> What is needed
Transcribe all of the material below word for word and leave out its pictures.

'''

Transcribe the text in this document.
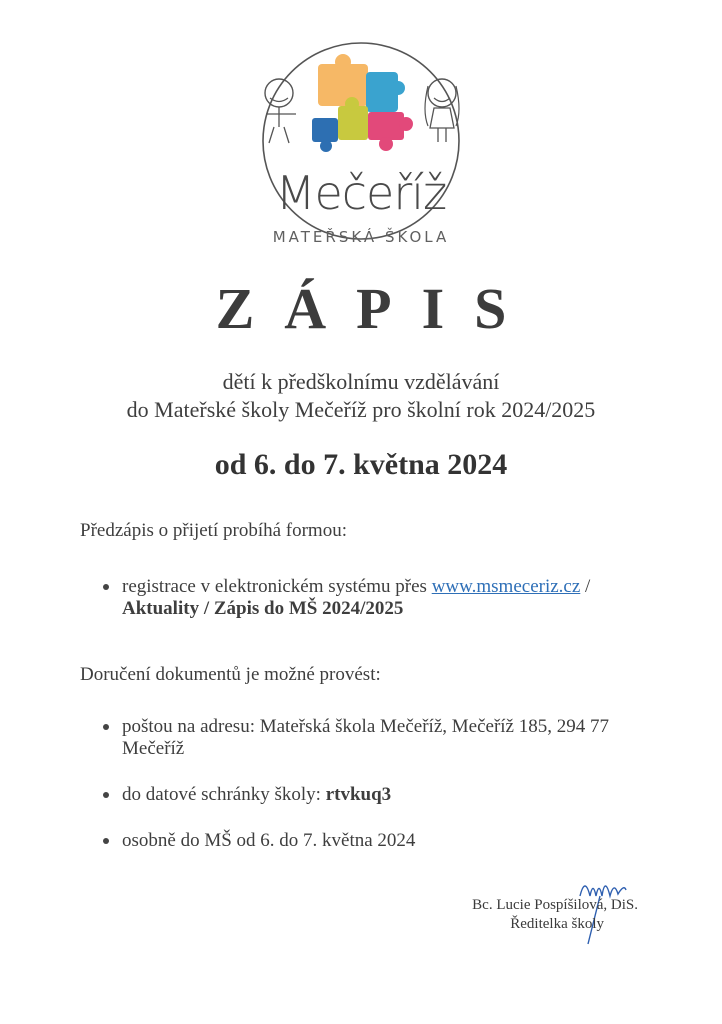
Mečeříž
MATEŘSKÁ ŠKOLA
ZÁPIS
dětí k předškolnímu vzdělávání
do Mateřské školy Mečeříž pro školní rok 2024/2025
od 6. do 7. května 2024
Předzápis o přijetí probíhá formou:
registrace v elektronickém systému přes www.msmeceriz.cz /
Aktuality / Zápis do MŠ 2024/2025
Doručení dokumentů je možné provést:
poštou na adresu: Mateřská škola Mečeříž, Mečeříž 185, 294 77 Mečeříž
do datové schránky školy: rtvkuq3
osobně do MŠ od 6. do 7. května 2024
Bc. Lucie Pospíšilová, DiS.
Ředitelka školy
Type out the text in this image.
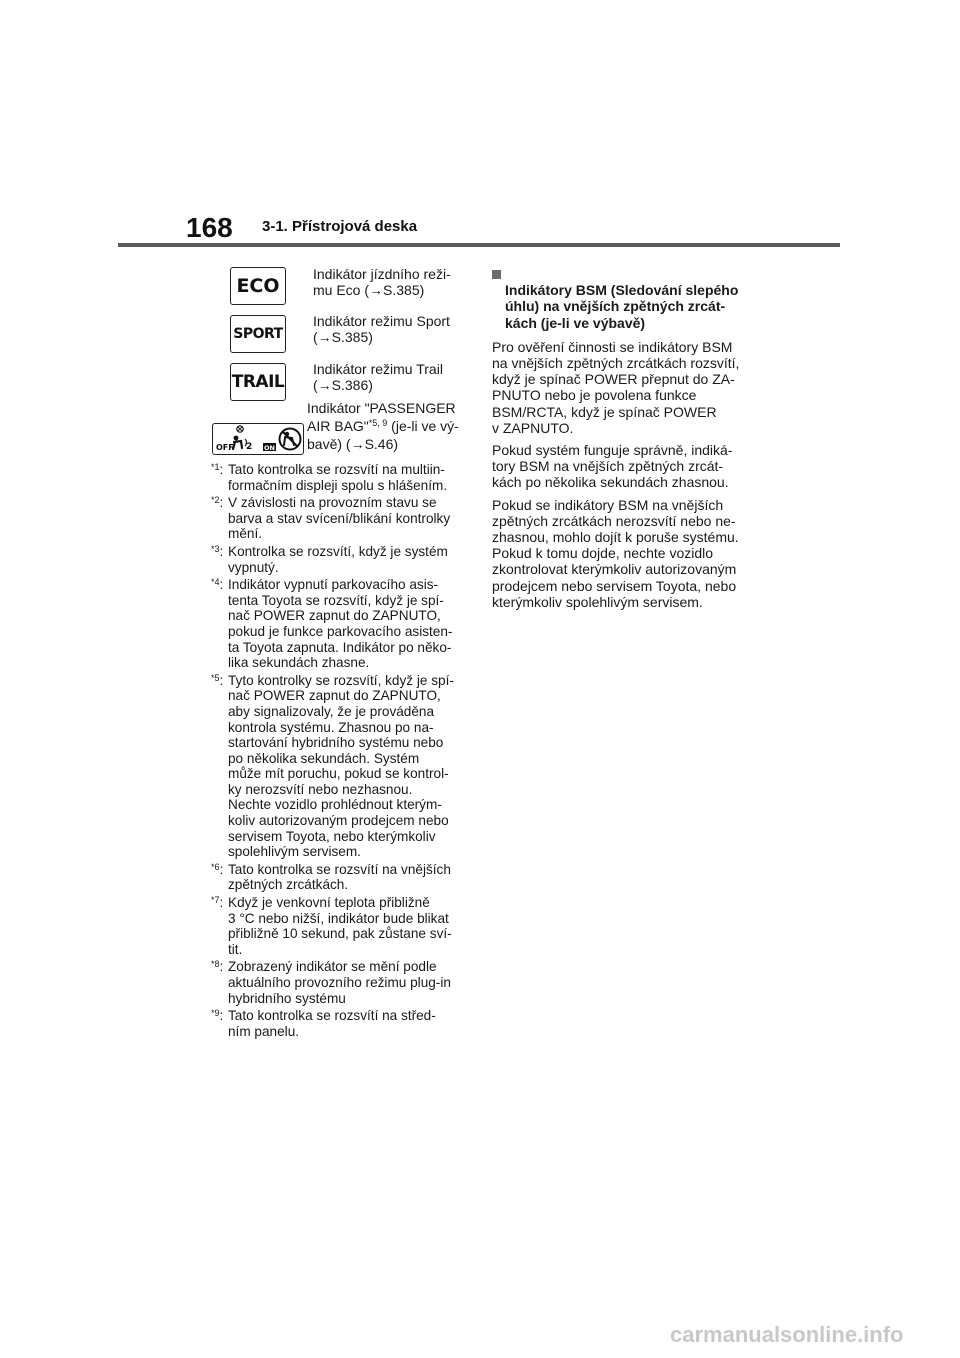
168 3-1. Přístrojová deska
ECO
Indikátor jízdního reži-
mu Eco (→S.385)
SPORT
Indikátor režimu Sport
(→S.385)
TRAIL
Indikátor režimu Trail
(→S.386)
OFF 2 ON
Indikátor "PASSENGER
AIR BAG"$^{*5, 9}$ (je-li ve vý-
bavě) (→S.46)
$^{*1}$: Tato kontrolka se rozsvítí na multiin-
formačním displeji spolu s hlášením.
$^{*2}$: V závislosti na provozním stavu se
barva a stav svícení/blikání kontrolky
mění.
$^{*3}$: Kontrolka se rozsvítí, když je systém
vypnutý.
$^{*4}$: Indikátor vypnutí parkovacího asis-
tenta Toyota se rozsvítí, když je spí-
nač POWER zapnut do ZAPNUTO,
pokud je funkce parkovacího asisten-
ta Toyota zapnuta. Indikátor po něko-
lika sekundách zhasne.
$^{*5}$: Tyto kontrolky se rozsvítí, když je spí-
nač POWER zapnut do ZAPNUTO,
aby signalizovaly, že je prováděna
kontrola systému. Zhasnou po na-
startování hybridního systému nebo
po několika sekundách. Systém
může mít poruchu, pokud se kontrol-
ky nerozsvítí nebo nezhasnou.
Nechte vozidlo prohlédnout kterým-
koliv autorizovaným prodejcem nebo
servisem Toyota, nebo kterýmkoliv
spolehlivým servisem.
$^{*6}$: Tato kontrolka se rozsvítí na vnějších
zpětných zrcátkách.
$^{*7}$: Když je venkovní teplota přibližně
3 °C nebo nižší, indikátor bude blikat
přibližně 10 sekund, pak zůstane sví-
tit.
$^{*8}$: Zobrazený indikátor se mění podle
aktuálního provozního režimu plug-in
hybridního systému
$^{*9}$: Tato kontrolka se rozsvítí na střed-
ním panelu.

Indikátory BSM (Sledování slepého
úhlu) na vnějších zpětných zrcát-
kách (je-li ve výbavě)

Pro ověření činnosti se indikátory BSM
na vnějších zpětných zrcátkách rozsvítí,
když je spínač POWER přepnut do ZA-
PNUTO nebo je povolena funkce
BSM/RCTA, když je spínač POWER
v ZAPNUTO.
Pokud systém funguje správně, indiká-
tory BSM na vnějších zpětných zrcát-
kách po několika sekundách zhasnou.
Pokud se indikátory BSM na vnějších
zpětných zrcátkách nerozsvítí nebo ne-
zhasnou, mohlo dojít k poruše systému.
Pokud k tomu dojde, nechte vozidlo
zkontrolovat kterýmkoliv autorizovaným
prodejcem nebo servisem Toyota, nebo
kterýmkoliv spolehlivým servisem.
carmanualsonline.info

'''

> Completed exercise
Transcribe the text in this document.
Mečeříž
MATEŘSKÁ ŠKOLA
ZÁPIS
dětí k předškolnímu vzdělávání
do Mateřské školy Mečeříž pro školní rok 2024/2025
od 6. do 7. května 2024
Předzápis o přijetí probíhá formou:
registrace v elektronickém systému přes www.msmeceriz.cz /
Aktuality / Zápis do MŠ 2024/2025
Doručení dokumentů je možné provést:
poštou na adresu: Mateřská škola Mečeříž, Mečeříž 185, 294 77 Mečeříž
do datové schránky školy: rtvkuq3
osobně do MŠ od 6. do 7. května 2024
Bc. Lucie Pospíšilová, DiS.
Ředitelka školy
Type out the text in this image.
168 3-1. Přístrojová deska
ECO
Indikátor jízdního reži-
mu Eco (→S.385)
SPORT
Indikátor režimu Sport
(→S.385)
TRAIL
Indikátor režimu Trail
(→S.386)
OFF 2 ON
Indikátor "PASSENGER
AIR BAG"$^{*5, 9}$ (je-li ve vý-
bavě) (→S.46)
$^{*1}$: Tato kontrolka se rozsvítí na multiin-
formačním displeji spolu s hlášením.
$^{*2}$: V závislosti na provozním stavu se
barva a stav svícení/blikání kontrolky
mění.
$^{*3}$: Kontrolka se rozsvítí, když je systém
vypnutý.
$^{*4}$: Indikátor vypnutí parkovacího asis-
tenta Toyota se rozsvítí, když je spí-
nač POWER zapnut do ZAPNUTO,
pokud je funkce parkovacího asisten-
ta Toyota zapnuta. Indikátor po něko-
lika sekundách zhasne.
$^{*5}$: Tyto kontrolky se rozsvítí, když je spí-
nač POWER zapnut do ZAPNUTO,
aby signalizovaly, že je prováděna
kontrola systému. Zhasnou po na-
startování hybridního systému nebo
po několika sekundách. Systém
může mít poruchu, pokud se kontrol-
ky nerozsvítí nebo nezhasnou.
Nechte vozidlo prohlédnout kterým-
koliv autorizovaným prodejcem nebo
servisem Toyota, nebo kterýmkoliv
spolehlivým servisem.
$^{*6}$: Tato kontrolka se rozsvítí na vnějších
zpětných zrcátkách.
$^{*7}$: Když je venkovní teplota přibližně
3 °C nebo nižší, indikátor bude blikat
přibližně 10 sekund, pak zůstane sví-
tit.
$^{*8}$: Zobrazený indikátor se mění podle
aktuálního provozního režimu plug-in
hybridního systému
$^{*9}$: Tato kontrolka se rozsvítí na střed-
ním panelu.

Indikátory BSM (Sledování slepého
úhlu) na vnějších zpětných zrcát-
kách (je-li ve výbavě)

Pro ověření činnosti se indikátory BSM
na vnějších zpětných zrcátkách rozsvítí,
když je spínač POWER přepnut do ZA-
PNUTO nebo je povolena funkce
BSM/RCTA, když je spínač POWER
v ZAPNUTO.
Pokud systém funguje správně, indiká-
tory BSM na vnějších zpětných zrcát-
kách po několika sekundách zhasnou.
Pokud se indikátory BSM na vnějších
zpětných zrcátkách nerozsvítí nebo ne-
zhasnou, mohlo dojít k poruše systému.
Pokud k tomu dojde, nechte vozidlo
zkontrolovat kterýmkoliv autorizovaným
prodejcem nebo servisem Toyota, nebo
kterýmkoliv spolehlivým servisem.
carmanualsonline.info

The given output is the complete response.